_Directions for this task:_
Every line of the listing must be reproduced as it stands. Leave the images behind.

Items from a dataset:
# # # # #

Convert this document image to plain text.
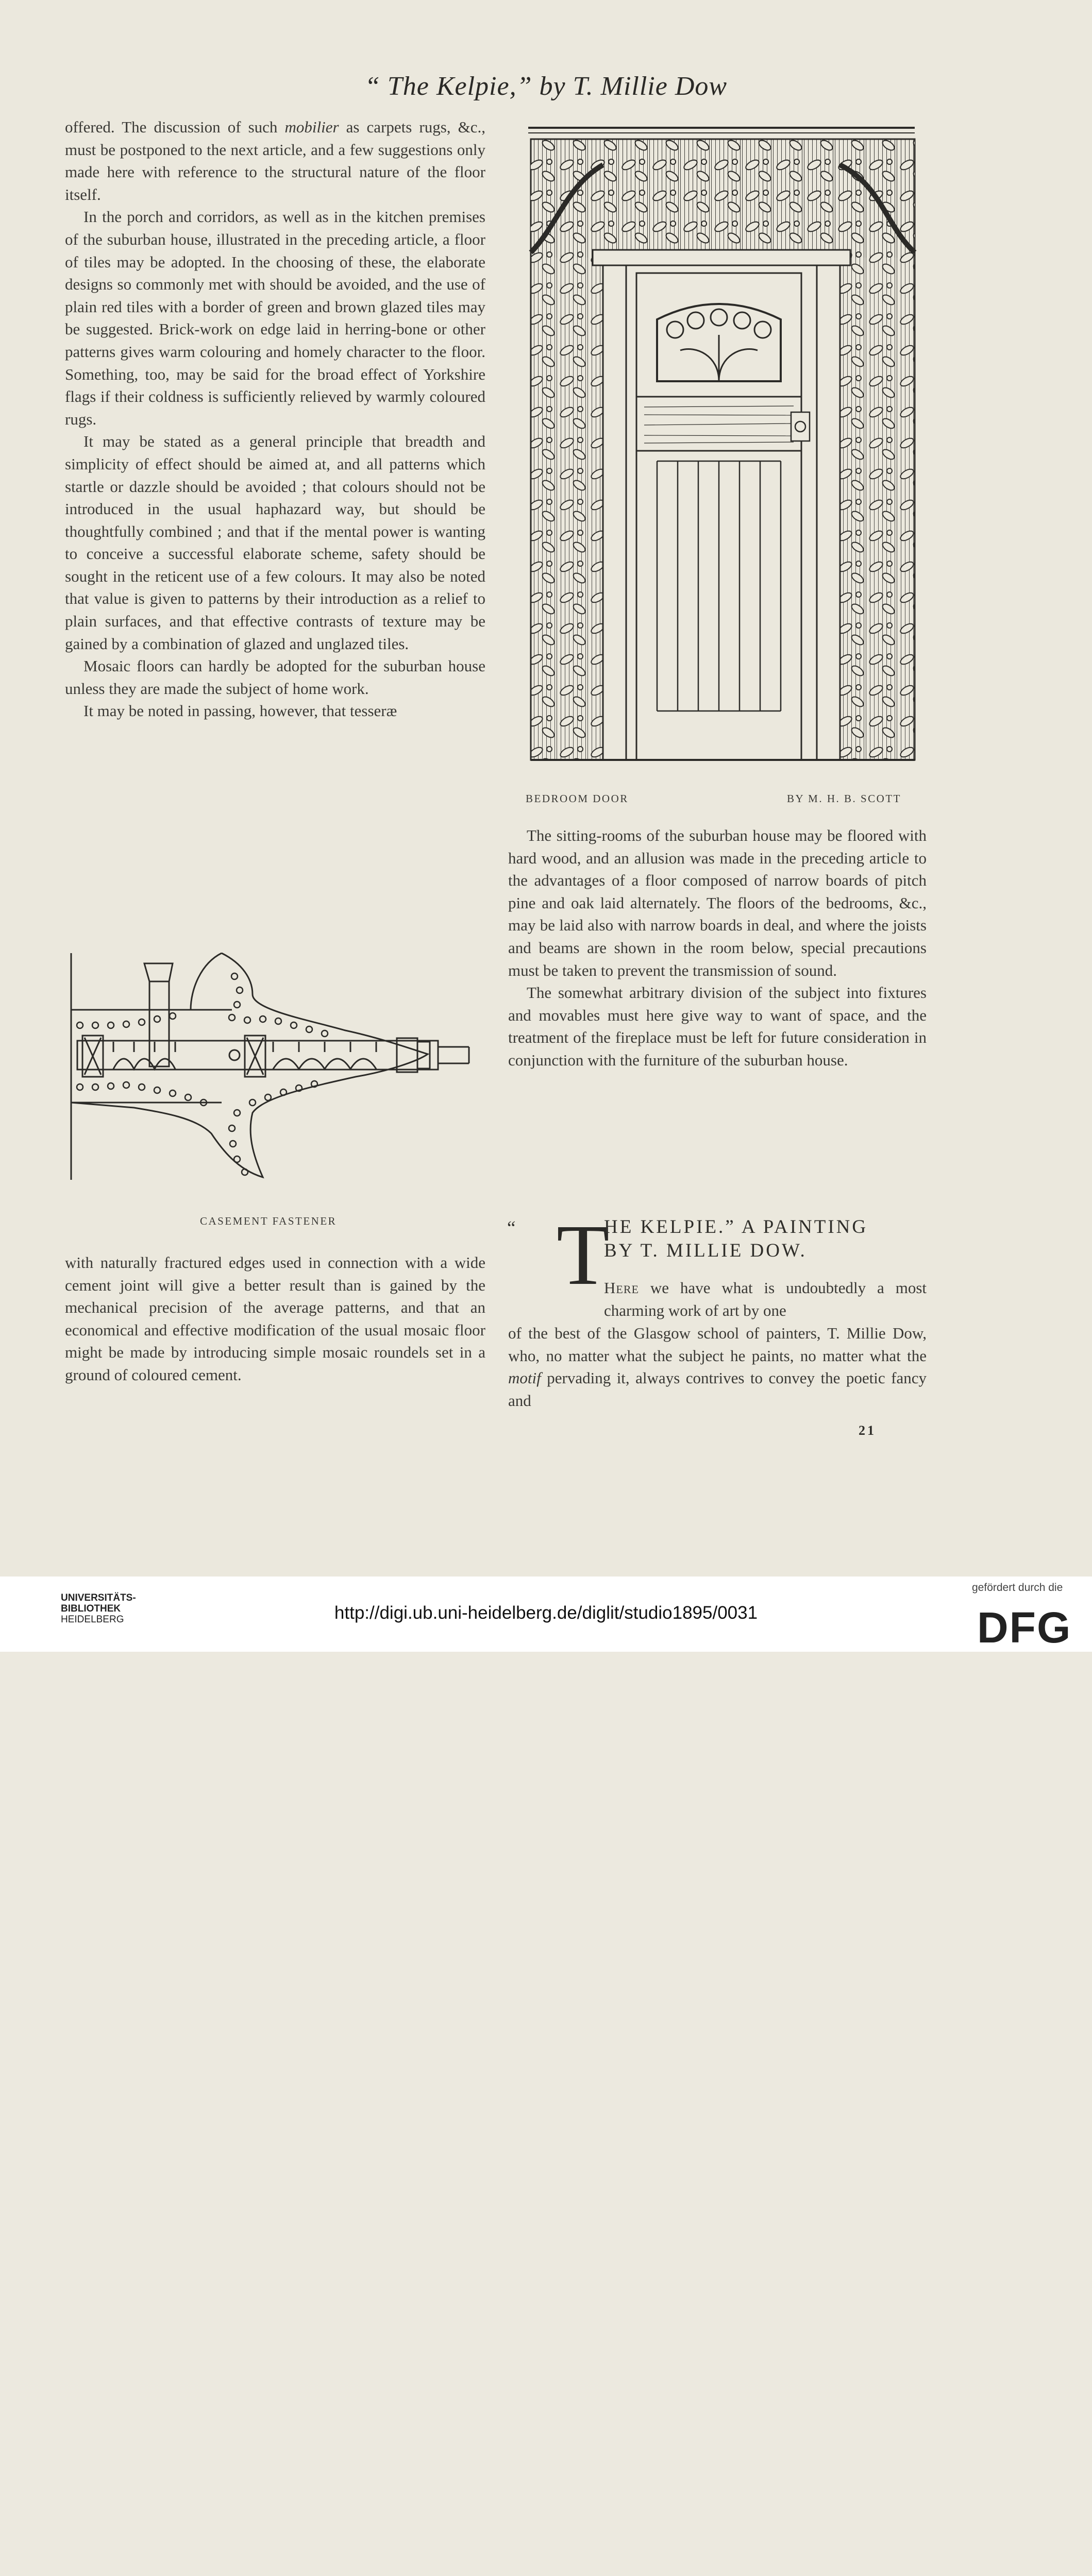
“ The Kelpie,” by T. Millie Dow

offered. The discussion of such mobilier as carpets rugs, &c., must be postponed to the next article, and a few suggestions only made here with reference to the structural nature of the floor itself.

In the porch and corridors, as well as in the kitchen premises of the suburban house, illustrated in the preceding article, a floor of tiles may be adopted. In the choosing of these, the elaborate designs so commonly met with should be avoided, and the use of plain red tiles with a border of green and brown glazed tiles may be suggested. Brick-work on edge laid in herring-bone or other patterns gives warm colouring and homely character to the floor. Something, too, may be said for the broad effect of Yorkshire flags if their coldness is sufficiently relieved by warmly coloured rugs.

It may be stated as a general principle that breadth and simplicity of effect should be aimed at, and all patterns which startle or dazzle should be avoided ; that colours should not be introduced in the usual haphazard way, but should be thoughtfully combined ; and that if the mental power is wanting to conceive a successful elaborate scheme, safety should be sought in the reticent use of a few colours. It may also be noted that value is given to patterns by their introduction as a relief to plain surfaces, and that effective contrasts of texture may be gained by a combination of glazed and unglazed tiles.

Mosaic floors can hardly be adopted for the suburban house unless they are made the subject of home work.

It may be noted in passing, however, that tesseræ

CASEMENT FASTENER

with naturally fractured edges used in connection with a wide cement joint will give a better result than is gained by the mechanical precision of the average patterns, and that an economical and effective modification of the usual mosaic floor might be made by introducing simple mosaic roundels set in a ground of coloured cement.

BEDROOM DOOR	BY M. H. B. SCOTT

The sitting-rooms of the suburban house may be floored with hard wood, and an allusion was made in the preceding article to the advantages of a floor composed of narrow boards of pitch pine and oak laid alternately. The floors of the bedrooms, &c., may be laid also with narrow boards in deal, and where the joists and beams are shown in the room below, special precautions must be taken to prevent the transmission of sound.

The somewhat arbitrary division of the subject into fixtures and movables must here give way to want of space, and the treatment of the fireplace must be left for future consideration in conjunction with the furniture of the suburban house.

“ T
HE KELPIE.” A PAINTING
BY T. MILLIE DOW.

Here we have what is undoubtedly a most charming work of art by one

of the best of the Glasgow school of painters, T. Millie Dow, who, no matter what the subject he paints, no matter what the motif pervading it, always contrives to convey the poetic fancy and

21
UNIVERSITÄTS-
BIBLIOTHEK
HEIDELBERG	http://digi.ub.uni-heidelberg.de/diglit/studio1895/0031
gefördert durch die
DFG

# # # # #

_Written response:_
Convert this document image to plain text.
“ The Kelpie,” by T. Millie Dow

offered. The discussion of such mobilier as carpets rugs, &c., must be postponed to the next article, and a few suggestions only made here with reference to the structural nature of the floor itself.

In the porch and corridors, as well as in the kitchen premises of the suburban house, illustrated in the preceding article, a floor of tiles may be adopted. In the choosing of these, the elaborate designs so commonly met with should be avoided, and the use of plain red tiles with a border of green and brown glazed tiles may be suggested. Brick-work on edge laid in herring-bone or other patterns gives warm colouring and homely character to the floor. Something, too, may be said for the broad effect of Yorkshire flags if their coldness is sufficiently relieved by warmly coloured rugs.

It may be stated as a general principle that breadth and simplicity of effect should be aimed at, and all patterns which startle or dazzle should be avoided ; that colours should not be introduced in the usual haphazard way, but should be thoughtfully combined ; and that if the mental power is wanting to conceive a successful elaborate scheme, safety should be sought in the reticent use of a few colours. It may also be noted that value is given to patterns by their introduction as a relief to plain surfaces, and that effective contrasts of texture may be gained by a combination of glazed and unglazed tiles.

Mosaic floors can hardly be adopted for the suburban house unless they are made the subject of home work.

It may be noted in passing, however, that tesseræ

CASEMENT FASTENER

with naturally fractured edges used in connection with a wide cement joint will give a better result than is gained by the mechanical precision of the average patterns, and that an economical and effective modification of the usual mosaic floor might be made by introducing simple mosaic roundels set in a ground of coloured cement.

BEDROOM DOOR	BY M. H. B. SCOTT

The sitting-rooms of the suburban house may be floored with hard wood, and an allusion was made in the preceding article to the advantages of a floor composed of narrow boards of pitch pine and oak laid alternately. The floors of the bedrooms, &c., may be laid also with narrow boards in deal, and where the joists and beams are shown in the room below, special precautions must be taken to prevent the transmission of sound.

The somewhat arbitrary division of the subject into fixtures and movables must here give way to want of space, and the treatment of the fireplace must be left for future consideration in conjunction with the furniture of the suburban house.

“ T
HE KELPIE.” A PAINTING
BY T. MILLIE DOW.

Here we have what is undoubtedly a most charming work of art by one

of the best of the Glasgow school of painters, T. Millie Dow, who, no matter what the subject he paints, no matter what the motif pervading it, always contrives to convey the poetic fancy and

21
UNIVERSITÄTS-
BIBLIOTHEK
HEIDELBERG	http://digi.ub.uni-heidelberg.de/diglit/studio1895/0031
gefördert durch die
DFG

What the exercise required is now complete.